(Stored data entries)
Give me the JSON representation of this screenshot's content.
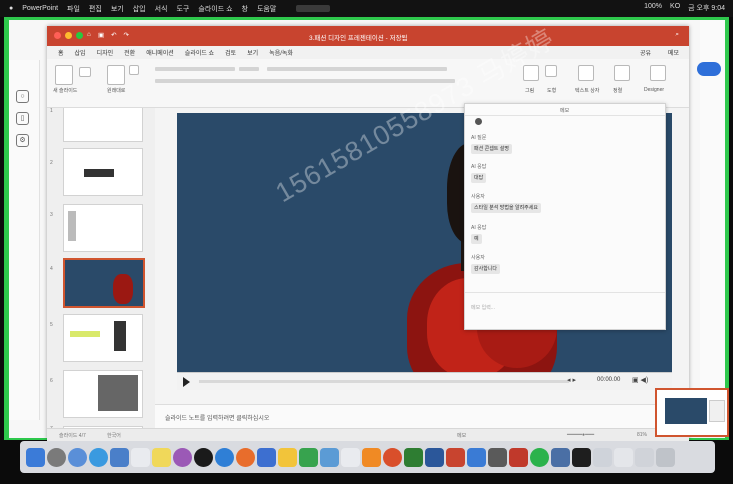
{
  "menubar": {
    "app": "PowerPoint",
    "items": [
      "파일",
      "편집",
      "보기",
      "삽입",
      "서식",
      "도구",
      "슬라이드 쇼",
      "창",
      "도움말"
    ],
    "center_pill": "",
    "right": [
      "100%",
      "KO",
      "금 오후 9:04"
    ]
  },
  "window": {
    "title": "3.패션 디자인 프레젠테이션 - 저장됨",
    "tabs": [
      "홈",
      "삽입",
      "디자인",
      "전환",
      "애니메이션",
      "슬라이드 쇼",
      "검토",
      "보기",
      "녹음/녹화"
    ],
    "share": "공유",
    "comment": "메모"
  },
  "ribbon": {
    "new_slide": "새 슬라이드",
    "layout": "레이아웃",
    "reset": "원래대로",
    "picture": "그림",
    "shapes": "도형",
    "textbox": "텍스트 상자",
    "arrange": "정렬",
    "quick_styles": "빠른 스타일",
    "designer": "Designer",
    "addins": "추가 기능"
  },
  "thumbs": {
    "numbers": [
      "1",
      "2",
      "3",
      "4",
      "5",
      "6",
      "7"
    ]
  },
  "slide": {
    "watermark": "15615810558973 马婷婷",
    "time": "00:00.00"
  },
  "notes": {
    "text": "슬라이드 노트를 입력하려면 클릭하십시오"
  },
  "status": {
    "left": "슬라이드 4/7",
    "lang": "한국어",
    "right": "메모",
    "zoom": "81%"
  },
  "panel": {
    "title": "메모",
    "rows": [
      {
        "label": "AI 질문",
        "chip": "패션 콘셉트 설명"
      },
      {
        "label": "AI 응답",
        "chip": "대답"
      },
      {
        "label": "사용자",
        "chip": "스타일 분석 방법을 알려주세요"
      },
      {
        "label": "AI 응답",
        "chip": "예"
      },
      {
        "label": "사용자",
        "chip": "감사합니다"
      }
    ],
    "input_placeholder": "메모 입력..."
  },
  "colors": {
    "title_red": "#c8442f",
    "frame_green": "#2ec84c",
    "slide_blue": "#2a4a69",
    "accent_orange": "#d0552f"
  }
}
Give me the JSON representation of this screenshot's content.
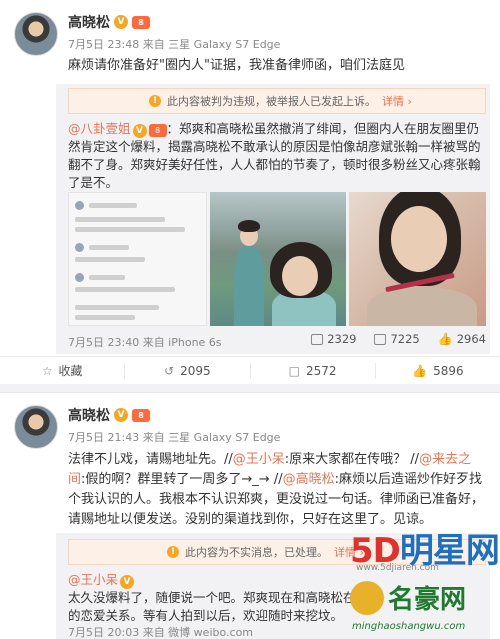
{
  "post1": {
    "author": "高晓松",
    "verified_badge": "V",
    "vip_badge": "8",
    "meta": "7月5日 23:48 来自 三星 Galaxy S7 Edge",
    "text": "麻烦请你准备好\"圈内人\"证据，我准备律师函，咱们法庭见",
    "notice": {
      "icon": "warning-icon",
      "text": "此内容被判为违规，被举报人已发起上诉。",
      "link": "详情 ›"
    },
    "repost": {
      "author": "@八卦壹姐",
      "verified_badge": "V",
      "vip_badge": "8",
      "text": "：郑爽和高晓松虽然撤消了绯闻，但圈内人在朋友圈里仍然肯定这个爆料，揭露高晓松不敢承认的原因是怕像胡彦斌张翰一样被骂的翻不了身。郑爽好美好任性，人人都怕的节奏了，顿时很多粉丝又心疼张翰了是不。",
      "meta": "7月5日 23:40 来自 iPhone 6s",
      "stats": {
        "repost": "2329",
        "comment": "7225",
        "like": "2964"
      },
      "images": [
        "chat-screenshot",
        "costume-photo",
        "portrait-photo"
      ]
    },
    "actions": [
      {
        "icon": "star-icon",
        "label": "收藏"
      },
      {
        "icon": "repost-icon",
        "label": "2095"
      },
      {
        "icon": "comment-icon",
        "label": "2572"
      },
      {
        "icon": "like-icon",
        "label": "5896"
      }
    ]
  },
  "post2": {
    "author": "高晓松",
    "verified_badge": "V",
    "vip_badge": "8",
    "meta": "7月5日 21:43 来自 三星 Galaxy S7 Edge",
    "text_parts": {
      "a": "法律不儿戏，请赐地址先。//",
      "m1": "@王小呆",
      "b": ":原来大家都在传哦？ //",
      "m2": "@来去之间",
      "c": ":假的啊？群里转了一周多了→_→ //",
      "m3": "@高晓松",
      "d": ":麻烦以后造谣炒作好歹找个我认识的人。我根本不认识郑爽，更没说过一句话。律师函已准备好，请赐地址以便发送。没别的渠道找到你，只好在这里了。见谅。"
    },
    "notice": {
      "icon": "warning-icon",
      "text": "此内容为不实消息，已处理。",
      "link": "详情 ›"
    },
    "repost": {
      "author": "@王小呆",
      "verified_badge": "V",
      "text": "太久没爆料了，随便说一个吧。郑爽现在和高晓松在",
      "text_line2": "的恋爱关系。等有人拍到以后，欢迎随时来挖坟。",
      "meta": "7月5日 20:03 来自 微博 weibo.com"
    }
  },
  "watermarks": {
    "site1_a": "5D",
    "site1_b": "明星网",
    "site1_url": "www.5djiaren.com",
    "site2_name": "名豪网",
    "site2_url": "minghaoshangwu.com"
  }
}
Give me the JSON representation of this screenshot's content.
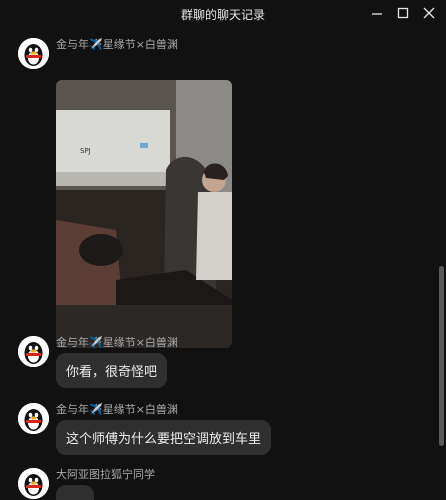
{
  "window": {
    "title": "群聊的聊天记录"
  },
  "messages": [
    {
      "sender": "金与年✈️星缘节×白兽渊",
      "type": "image"
    },
    {
      "sender": "金与年✈️星缘节×白兽渊",
      "text": "你看，很奇怪吧"
    },
    {
      "sender": "金与年✈️星缘节×白兽渊",
      "text": "这个师傅为什么要把空调放到车里"
    },
    {
      "sender": "大阿亚图拉狐宁同学",
      "text": ""
    }
  ],
  "image": {
    "brand_text": "SPJ"
  },
  "colors": {
    "background": "#111111",
    "bubble": "#2f2f2f",
    "sender_text": "#a9a9a9"
  }
}
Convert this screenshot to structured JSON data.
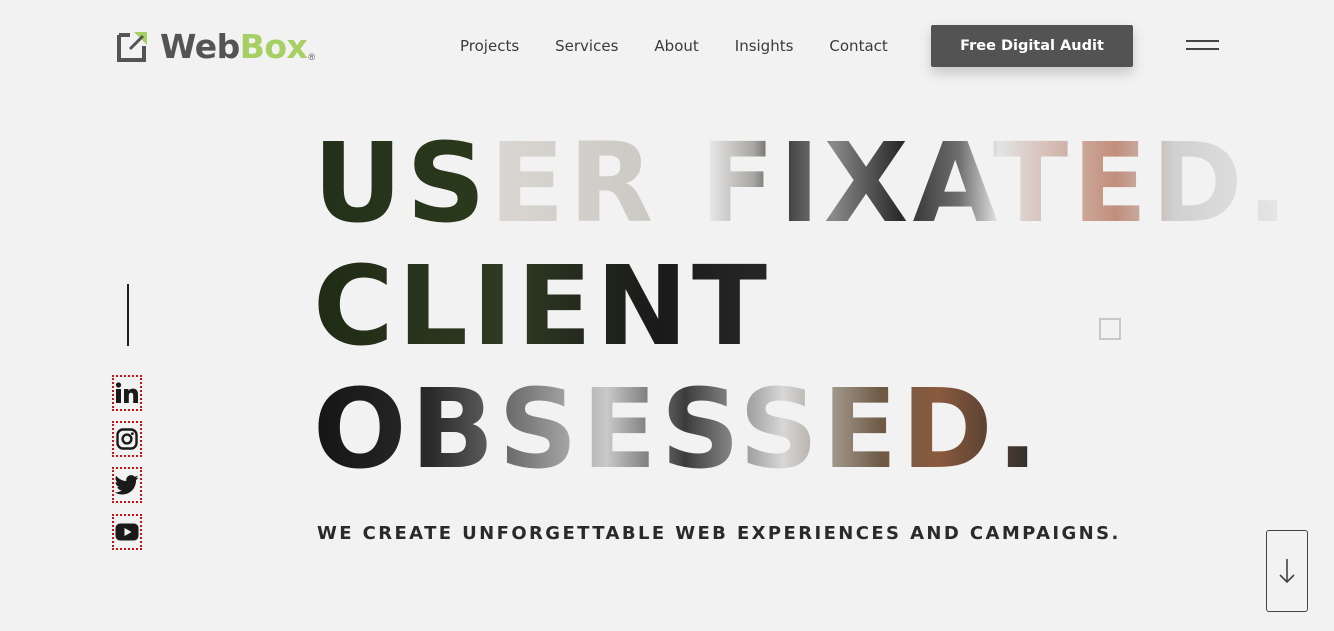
{
  "header": {
    "logo": {
      "word1": "Web",
      "word2": "Box",
      "mark": "®"
    },
    "nav": [
      {
        "label": "Projects"
      },
      {
        "label": "Services"
      },
      {
        "label": "About"
      },
      {
        "label": "Insights"
      },
      {
        "label": "Contact"
      }
    ],
    "cta_label": "Free Digital Audit",
    "menu_icon": "hamburger-icon"
  },
  "social": [
    {
      "name": "linkedin",
      "icon": "linkedin-icon"
    },
    {
      "name": "instagram",
      "icon": "instagram-icon"
    },
    {
      "name": "twitter",
      "icon": "twitter-icon"
    },
    {
      "name": "youtube",
      "icon": "youtube-icon"
    }
  ],
  "hero": {
    "lines": [
      "USER FIXATED.",
      "CLIENT",
      "OBSESSED."
    ],
    "tagline": "WE CREATE UNFORGETTABLE WEB EXPERIENCES AND CAMPAIGNS."
  },
  "scroll_icon": "arrow-down-icon",
  "colors": {
    "brand_green": "#a7d064",
    "brand_gray": "#545454",
    "cta_bg": "#535353",
    "page_bg": "#f2f2f2",
    "accent_dot": "#c98a74"
  }
}
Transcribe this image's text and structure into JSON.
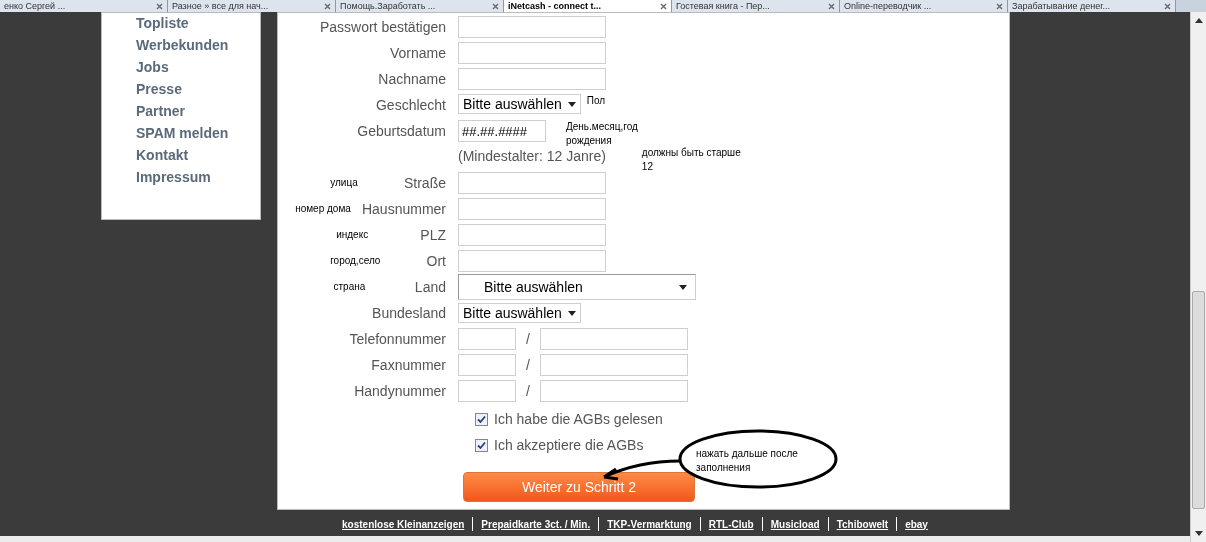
{
  "browser_tabs": [
    {
      "title": "енко Сергей ...",
      "selected": false
    },
    {
      "title": "Разное » все для нач...",
      "selected": false
    },
    {
      "title": "Помощь.Заработать ...",
      "selected": false
    },
    {
      "title": "iNetcash - connect t...",
      "selected": true
    },
    {
      "title": "Гостевая книга - Пер...",
      "selected": false
    },
    {
      "title": "Online-переводчик ...",
      "selected": false
    },
    {
      "title": "Зарабатывание денег...",
      "selected": false
    }
  ],
  "sidebar": {
    "items": [
      "Topliste",
      "Werbekunden",
      "Jobs",
      "Presse",
      "Partner",
      "SPAM melden",
      "Kontakt",
      "Impressum"
    ]
  },
  "form": {
    "rows": [
      {
        "kind": "text",
        "label": "Passwort bestätigen"
      },
      {
        "kind": "text",
        "label": "Vorname"
      },
      {
        "kind": "text",
        "label": "Nachname"
      },
      {
        "kind": "select",
        "label": "Geschlecht",
        "value": "Bitte auswählen",
        "note_right": "Пол"
      },
      {
        "kind": "date",
        "label": "Geburtsdatum",
        "value": "##.##.####",
        "note_right": "День.месяц,год рождения"
      },
      {
        "kind": "hint",
        "text": "(Mindestalter: 12 Janre)",
        "note_right": "должны быть старше 12"
      },
      {
        "kind": "text",
        "label": "Straße",
        "note_left": "улица"
      },
      {
        "kind": "text",
        "label": "Hausnummer",
        "note_left": "номер дома"
      },
      {
        "kind": "text",
        "label": "PLZ",
        "note_left": "индекс"
      },
      {
        "kind": "text",
        "label": "Ort",
        "note_left": "город,село"
      },
      {
        "kind": "wide_select",
        "label": "Land",
        "value": "Bitte auswählen",
        "note_left": "страна"
      },
      {
        "kind": "select",
        "label": "Bundesland",
        "value": "Bitte auswählen"
      },
      {
        "kind": "phone",
        "label": "Telefonnummer",
        "separator": "/"
      },
      {
        "kind": "phone",
        "label": "Faxnummer",
        "separator": "/"
      },
      {
        "kind": "phone",
        "label": "Handynummer",
        "separator": "/"
      }
    ],
    "checkboxes": [
      {
        "label": "Ich habe die AGBs gelesen",
        "checked": true
      },
      {
        "label": "Ich akzeptiere die AGBs",
        "checked": true
      }
    ],
    "submit_button": {
      "label": "Weiter zu Schritt 2"
    },
    "callout": {
      "text": "нажать дальше после заполнения"
    }
  },
  "footer_links": [
    "kostenlose Kleinanzeigen",
    "Prepaidkarte 3ct. / Min.",
    "TKP-Vermarktung",
    "RTL-Club",
    "Musicload",
    "Tchibowelt",
    "ebay"
  ]
}
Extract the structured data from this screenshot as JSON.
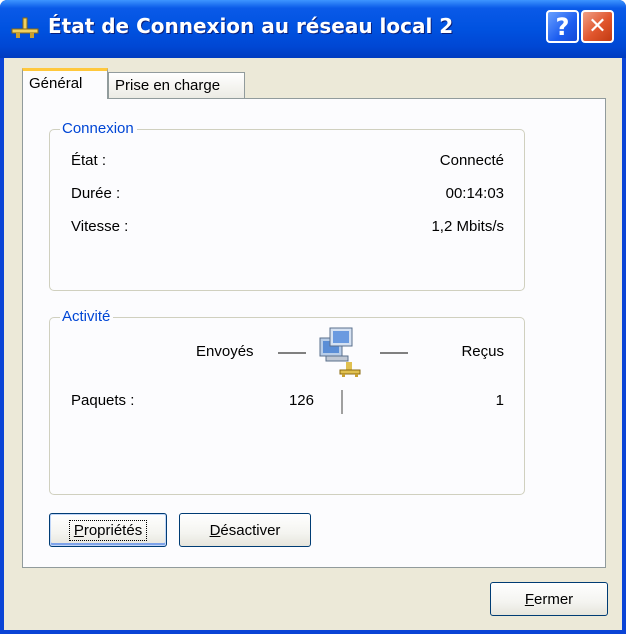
{
  "window": {
    "title": "État de Connexion au réseau local 2",
    "help_label": "?",
    "close_label": "✕"
  },
  "tabs": [
    {
      "label": "Général"
    },
    {
      "label": "Prise en charge"
    }
  ],
  "connexion": {
    "legend": "Connexion",
    "etat_label": "État :",
    "etat_value": "Connecté",
    "duree_label": "Durée :",
    "duree_value": "00:14:03",
    "vitesse_label": "Vitesse :",
    "vitesse_value": "1,2 Mbits/s"
  },
  "activite": {
    "legend": "Activité",
    "envoyes_label": "Envoyés",
    "recus_label": "Reçus",
    "paquets_label": "Paquets :",
    "paquets_envoyes": "126",
    "paquets_recus": "1"
  },
  "buttons": {
    "proprietes_first": "P",
    "proprietes_rest": "ropriétés",
    "desactiver_first": "D",
    "desactiver_rest": "ésactiver",
    "fermer_first": "F",
    "fermer_rest": "ermer"
  },
  "colors": {
    "titlebar": "#0052e0",
    "legend_text": "#0046d5",
    "dialog_bg": "#ece9d8"
  }
}
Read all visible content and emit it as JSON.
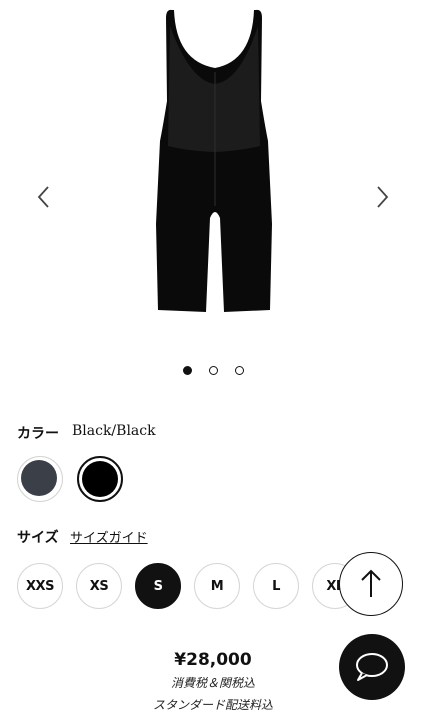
{
  "gallery": {
    "prev_icon": "chevron-left-icon",
    "next_icon": "chevron-right-icon",
    "slide_count": 3,
    "active_slide": 1
  },
  "color": {
    "label": "カラー",
    "value": "Black/Black",
    "swatches": [
      {
        "name": "grey",
        "color": "#3a3f48",
        "selected": false
      },
      {
        "name": "black",
        "color": "#000000",
        "selected": true
      }
    ]
  },
  "size": {
    "label": "サイズ",
    "guide_link": "サイズガイド",
    "options": [
      "XXS",
      "XS",
      "S",
      "M",
      "L",
      "XL"
    ],
    "selected": "S"
  },
  "price": {
    "amount": "¥28,000",
    "tax_note": "消費税＆関税込",
    "shipping_note": "スタンダード配送料込"
  },
  "floating": {
    "scroll_top_icon": "arrow-up-icon",
    "chat_icon": "chat-bubble-icon"
  }
}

**Your goal**
Locate the lines above that contain "true" and copy them.

**Result of this task**
      "selected": true
        "checked": true
        "checked": true
        "selected": true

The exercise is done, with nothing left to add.